Set exercise: In full and without alteration, give the listing again.

Items:
--------------------------------
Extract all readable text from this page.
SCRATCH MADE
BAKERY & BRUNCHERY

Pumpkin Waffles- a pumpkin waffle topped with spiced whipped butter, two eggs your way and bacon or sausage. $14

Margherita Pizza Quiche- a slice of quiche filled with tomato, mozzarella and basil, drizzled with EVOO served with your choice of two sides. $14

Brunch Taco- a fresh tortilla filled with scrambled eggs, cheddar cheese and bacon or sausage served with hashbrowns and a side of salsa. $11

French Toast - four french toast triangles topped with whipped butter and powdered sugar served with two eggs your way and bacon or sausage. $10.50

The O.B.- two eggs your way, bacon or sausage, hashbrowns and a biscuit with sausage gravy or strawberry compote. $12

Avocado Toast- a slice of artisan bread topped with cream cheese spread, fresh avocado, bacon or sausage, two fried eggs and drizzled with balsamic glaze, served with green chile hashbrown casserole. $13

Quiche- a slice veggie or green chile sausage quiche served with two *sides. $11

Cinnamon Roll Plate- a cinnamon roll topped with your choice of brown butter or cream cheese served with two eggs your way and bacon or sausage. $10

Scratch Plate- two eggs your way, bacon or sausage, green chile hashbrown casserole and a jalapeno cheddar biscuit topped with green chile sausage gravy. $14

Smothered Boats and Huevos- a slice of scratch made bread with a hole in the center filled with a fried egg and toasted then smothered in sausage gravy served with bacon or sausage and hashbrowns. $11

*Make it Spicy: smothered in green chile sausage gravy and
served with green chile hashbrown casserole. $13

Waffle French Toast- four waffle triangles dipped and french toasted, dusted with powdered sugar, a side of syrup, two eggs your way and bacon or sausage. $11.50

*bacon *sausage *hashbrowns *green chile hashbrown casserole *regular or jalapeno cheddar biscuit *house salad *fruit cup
--------------------------------
Solved exercise:
Extract all readable text from this page.
SCRATCH MADE
BAKERY & BRUNCHERY

Pumpkin Waffles- a pumpkin waffle topped with spiced whipped butter, two eggs your way and bacon or sausage. $14

Margherita Pizza Quiche- a slice of quiche filled with tomato, mozzarella and basil, drizzled with EVOO served with your choice of two sides. $14

Brunch Taco- a fresh tortilla filled with scrambled eggs, cheddar cheese and bacon or sausage served with hashbrowns and a side of salsa. $11

French Toast - four french toast triangles topped with whipped butter and powdered sugar served with two eggs your way and bacon or sausage. $10.50

The O.B.- two eggs your way, bacon or sausage, hashbrowns and a biscuit with sausage gravy or strawberry compote. $12

Avocado Toast- a slice of artisan bread topped with cream cheese spread, fresh avocado, bacon or sausage, two fried eggs and drizzled with balsamic glaze, served with green chile hashbrown casserole. $13

Quiche- a slice veggie or green chile sausage quiche served with two *sides. $11

Cinnamon Roll Plate- a cinnamon roll topped with your choice of brown butter or cream cheese served with two eggs your way and bacon or sausage. $10

Scratch Plate- two eggs your way, bacon or sausage, green chile hashbrown casserole and a jalapeno cheddar biscuit topped with green chile sausage gravy. $14

Smothered Boats and Huevos- a slice of scratch made bread with a hole in the center filled with a fried egg and toasted then smothered in sausage gravy served with bacon or sausage and hashbrowns. $11

*Make it Spicy: smothered in green chile sausage gravy and
served with green chile hashbrown casserole. $13

Waffle French Toast- four waffle triangles dipped and french toasted, dusted with powdered sugar, a side of syrup, two eggs your way and bacon or sausage. $11.50

*bacon *sausage *hashbrowns *green chile hashbrown casserole *regular or jalapeno cheddar biscuit *house salad *fruit cup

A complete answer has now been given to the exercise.